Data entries

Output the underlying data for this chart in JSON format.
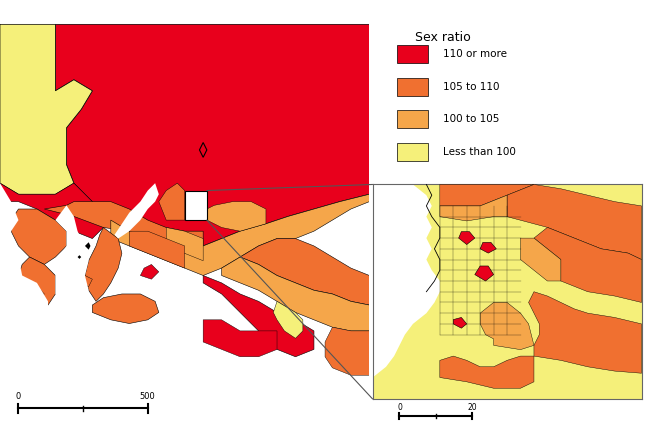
{
  "legend_title": "Sex ratio",
  "legend_items": [
    {
      "label": "110 or more",
      "color": "#e8001c"
    },
    {
      "label": "105 to 110",
      "color": "#f07030"
    },
    {
      "label": "100 to 105",
      "color": "#f5a64a"
    },
    {
      "label": "Less than 100",
      "color": "#f5f07a"
    }
  ],
  "background_color": "#ffffff",
  "colors": {
    "red": "#e8001c",
    "dark_orange": "#f07030",
    "light_orange": "#f5a64a",
    "yellow": "#f5f07a",
    "black": "#000000",
    "white": "#ffffff"
  },
  "main_map": {
    "xlim": [
      0,
      10
    ],
    "ylim": [
      0,
      10
    ]
  }
}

» Task: Your copy should hold every record word for word and none of the pictures.

» Exercise response:
Output the underlying data for this chart in JSON format.
{
  "legend_title": "Sex ratio",
  "legend_items": [
    {
      "label": "110 or more",
      "color": "#e8001c"
    },
    {
      "label": "105 to 110",
      "color": "#f07030"
    },
    {
      "label": "100 to 105",
      "color": "#f5a64a"
    },
    {
      "label": "Less than 100",
      "color": "#f5f07a"
    }
  ],
  "background_color": "#ffffff",
  "colors": {
    "red": "#e8001c",
    "dark_orange": "#f07030",
    "light_orange": "#f5a64a",
    "yellow": "#f5f07a",
    "black": "#000000",
    "white": "#ffffff"
  },
  "main_map": {
    "xlim": [
      0,
      10
    ],
    "ylim": [
      0,
      10
    ]
  }
}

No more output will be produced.